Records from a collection
[start]

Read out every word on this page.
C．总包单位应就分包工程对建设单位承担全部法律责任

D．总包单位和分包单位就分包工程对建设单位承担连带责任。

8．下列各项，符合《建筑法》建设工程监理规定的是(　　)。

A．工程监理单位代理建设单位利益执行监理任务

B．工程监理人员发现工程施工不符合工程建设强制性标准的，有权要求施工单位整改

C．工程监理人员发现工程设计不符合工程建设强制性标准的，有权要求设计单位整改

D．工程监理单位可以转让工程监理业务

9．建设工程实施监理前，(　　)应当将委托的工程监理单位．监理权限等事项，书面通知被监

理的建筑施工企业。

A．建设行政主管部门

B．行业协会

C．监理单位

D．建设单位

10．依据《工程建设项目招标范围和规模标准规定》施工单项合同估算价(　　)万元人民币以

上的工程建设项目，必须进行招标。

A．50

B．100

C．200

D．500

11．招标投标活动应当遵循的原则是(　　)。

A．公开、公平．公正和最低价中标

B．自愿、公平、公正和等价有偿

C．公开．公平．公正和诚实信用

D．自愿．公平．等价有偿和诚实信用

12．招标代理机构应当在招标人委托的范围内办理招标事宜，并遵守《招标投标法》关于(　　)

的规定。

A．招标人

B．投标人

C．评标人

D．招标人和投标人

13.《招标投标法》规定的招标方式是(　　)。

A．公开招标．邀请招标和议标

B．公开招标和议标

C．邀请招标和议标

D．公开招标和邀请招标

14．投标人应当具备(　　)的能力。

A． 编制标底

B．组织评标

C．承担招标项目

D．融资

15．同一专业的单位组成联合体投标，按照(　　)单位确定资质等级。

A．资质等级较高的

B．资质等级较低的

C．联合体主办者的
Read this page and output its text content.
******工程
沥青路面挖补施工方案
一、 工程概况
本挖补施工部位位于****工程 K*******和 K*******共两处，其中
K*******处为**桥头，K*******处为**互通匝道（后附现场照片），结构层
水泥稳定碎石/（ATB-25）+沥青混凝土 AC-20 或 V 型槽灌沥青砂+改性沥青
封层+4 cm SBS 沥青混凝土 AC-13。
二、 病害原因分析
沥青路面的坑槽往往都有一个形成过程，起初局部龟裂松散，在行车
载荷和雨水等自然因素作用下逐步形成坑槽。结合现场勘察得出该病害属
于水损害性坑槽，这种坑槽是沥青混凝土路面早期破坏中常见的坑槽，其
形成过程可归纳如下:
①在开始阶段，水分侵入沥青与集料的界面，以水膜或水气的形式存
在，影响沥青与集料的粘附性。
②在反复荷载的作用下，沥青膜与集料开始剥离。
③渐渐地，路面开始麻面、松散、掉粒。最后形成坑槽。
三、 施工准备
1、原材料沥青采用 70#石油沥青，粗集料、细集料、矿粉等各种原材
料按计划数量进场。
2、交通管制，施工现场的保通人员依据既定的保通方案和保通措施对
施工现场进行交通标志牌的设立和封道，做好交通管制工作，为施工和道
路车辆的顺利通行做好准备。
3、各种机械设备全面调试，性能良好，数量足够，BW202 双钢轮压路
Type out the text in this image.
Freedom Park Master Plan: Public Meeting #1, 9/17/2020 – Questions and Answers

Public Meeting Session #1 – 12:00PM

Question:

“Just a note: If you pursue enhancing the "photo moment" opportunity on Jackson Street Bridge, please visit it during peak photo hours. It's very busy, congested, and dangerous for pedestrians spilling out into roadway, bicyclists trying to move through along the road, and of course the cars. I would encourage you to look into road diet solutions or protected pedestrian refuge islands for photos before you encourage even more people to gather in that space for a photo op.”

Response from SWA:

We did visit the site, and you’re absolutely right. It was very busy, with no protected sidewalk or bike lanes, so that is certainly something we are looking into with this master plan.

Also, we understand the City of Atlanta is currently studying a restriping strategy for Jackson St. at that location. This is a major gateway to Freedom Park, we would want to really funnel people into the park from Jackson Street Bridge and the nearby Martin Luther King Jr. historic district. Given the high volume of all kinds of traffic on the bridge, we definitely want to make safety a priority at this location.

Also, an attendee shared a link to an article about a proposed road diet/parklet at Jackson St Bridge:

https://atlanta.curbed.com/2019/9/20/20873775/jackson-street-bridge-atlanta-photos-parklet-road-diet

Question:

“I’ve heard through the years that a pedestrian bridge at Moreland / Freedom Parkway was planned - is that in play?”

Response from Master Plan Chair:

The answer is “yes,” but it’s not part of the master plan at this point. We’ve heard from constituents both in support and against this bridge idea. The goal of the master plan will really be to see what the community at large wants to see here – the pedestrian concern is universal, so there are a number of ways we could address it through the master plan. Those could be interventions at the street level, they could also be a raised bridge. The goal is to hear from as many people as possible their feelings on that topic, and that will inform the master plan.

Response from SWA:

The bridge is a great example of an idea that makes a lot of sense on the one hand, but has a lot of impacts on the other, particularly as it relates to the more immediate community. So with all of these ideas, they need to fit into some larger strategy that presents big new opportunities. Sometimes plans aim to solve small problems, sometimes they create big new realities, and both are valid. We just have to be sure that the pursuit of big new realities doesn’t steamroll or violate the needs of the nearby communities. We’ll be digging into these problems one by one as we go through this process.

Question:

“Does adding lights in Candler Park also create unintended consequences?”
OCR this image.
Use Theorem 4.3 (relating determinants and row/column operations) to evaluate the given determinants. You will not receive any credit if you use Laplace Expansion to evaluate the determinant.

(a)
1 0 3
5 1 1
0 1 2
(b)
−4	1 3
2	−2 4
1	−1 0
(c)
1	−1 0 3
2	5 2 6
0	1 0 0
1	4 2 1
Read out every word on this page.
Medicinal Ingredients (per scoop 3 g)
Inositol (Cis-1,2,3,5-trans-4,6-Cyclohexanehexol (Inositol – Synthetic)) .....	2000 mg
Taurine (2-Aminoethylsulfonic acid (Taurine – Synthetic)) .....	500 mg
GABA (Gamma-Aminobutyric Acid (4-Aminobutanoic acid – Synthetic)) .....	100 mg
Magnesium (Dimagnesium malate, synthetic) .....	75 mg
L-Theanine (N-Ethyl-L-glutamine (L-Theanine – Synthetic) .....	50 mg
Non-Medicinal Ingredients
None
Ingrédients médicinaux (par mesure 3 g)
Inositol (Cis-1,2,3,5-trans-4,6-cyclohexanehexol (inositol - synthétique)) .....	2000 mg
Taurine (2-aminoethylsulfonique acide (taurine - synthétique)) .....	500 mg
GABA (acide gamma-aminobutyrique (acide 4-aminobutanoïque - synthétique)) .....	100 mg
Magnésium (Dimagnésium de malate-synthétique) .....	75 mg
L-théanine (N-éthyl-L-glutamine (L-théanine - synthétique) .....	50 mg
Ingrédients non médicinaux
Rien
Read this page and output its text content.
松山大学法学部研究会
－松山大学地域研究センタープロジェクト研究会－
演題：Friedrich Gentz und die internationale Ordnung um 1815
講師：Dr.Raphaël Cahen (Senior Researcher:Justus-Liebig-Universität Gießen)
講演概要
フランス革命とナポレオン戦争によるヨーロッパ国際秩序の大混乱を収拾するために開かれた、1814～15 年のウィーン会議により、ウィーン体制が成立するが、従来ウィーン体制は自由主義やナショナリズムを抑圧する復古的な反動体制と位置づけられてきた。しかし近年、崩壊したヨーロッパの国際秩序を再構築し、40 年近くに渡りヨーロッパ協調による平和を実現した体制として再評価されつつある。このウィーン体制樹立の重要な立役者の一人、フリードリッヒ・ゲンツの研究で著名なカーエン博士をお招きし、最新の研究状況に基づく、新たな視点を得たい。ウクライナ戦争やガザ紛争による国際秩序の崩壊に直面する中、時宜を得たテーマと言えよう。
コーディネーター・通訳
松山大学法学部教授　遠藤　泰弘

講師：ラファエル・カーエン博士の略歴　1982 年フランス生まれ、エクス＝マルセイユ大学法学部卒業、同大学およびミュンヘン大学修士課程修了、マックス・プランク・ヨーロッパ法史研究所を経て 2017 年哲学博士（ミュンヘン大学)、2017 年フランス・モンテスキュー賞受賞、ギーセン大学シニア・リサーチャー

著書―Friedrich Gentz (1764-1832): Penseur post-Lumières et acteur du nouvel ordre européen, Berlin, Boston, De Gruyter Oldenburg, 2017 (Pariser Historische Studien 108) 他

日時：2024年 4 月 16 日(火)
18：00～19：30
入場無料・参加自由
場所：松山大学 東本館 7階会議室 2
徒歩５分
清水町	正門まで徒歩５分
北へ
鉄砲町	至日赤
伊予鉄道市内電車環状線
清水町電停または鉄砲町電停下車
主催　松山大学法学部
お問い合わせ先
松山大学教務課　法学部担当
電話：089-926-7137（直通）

[end]

Goal of the exercise: What is the number of lines in the records that contain the string "GABA"? Give only that number.

Output of the task: 2